■ CONSIGNE ■
D'après le texte à lire ci-dessous, les affirmations suivantes sont-elles justes ? Répondez par oui ou par non à chacune, en citant les mots précis du texte qui le prouvent.
1. Le loyer des locaux de Collombey était de 500 fr. par mois.
2. Le matériel acquis pesait quelques centaines de kilos.
3. Avant sa faillite, X.________ SA avait mis sur le marché une cinquantaine de machines Eurostar.

■ TEXTE À LIRE ■
B.________ avait acquis des pièces de type Eurostar permettant de fabriquer
une cinquantaine de machines et d'assurer leur entretien, ainsi que des
pièces de rechange pour les modèles Cafeteria et Eurostar. Pour entreposer le
matériel acquis, qui pesait quelques milliers de kilos, B.________ a pris à
bail des locaux à Collombey pour un loyer mensuel de 500 fr., dont il s'est
acquitté jusqu'à la fin de 1997.

B.h Avant sa mise en faillite, X.________ SA avait mis sur le marché une
vingtaine de machines Eurostar et une cinquantaine de machines Cafeteria.

■ DONNÉES AFFICHÉES ■
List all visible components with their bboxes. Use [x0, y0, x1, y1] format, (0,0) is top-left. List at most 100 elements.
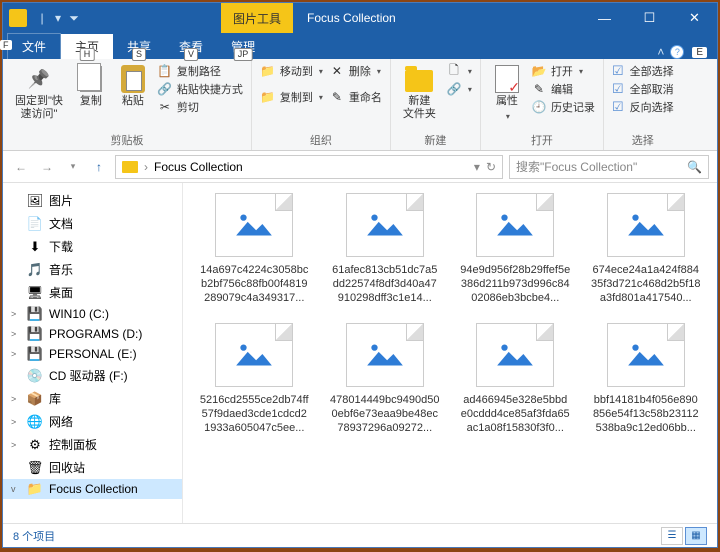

■ CORRIGÉ ■
1. Oui : « pour un loyer mensuel de 500 fr. »
2. Non : « qui pesait quelques milliers de kilos »
3. Non : « une vingtaine de machines Eurostar »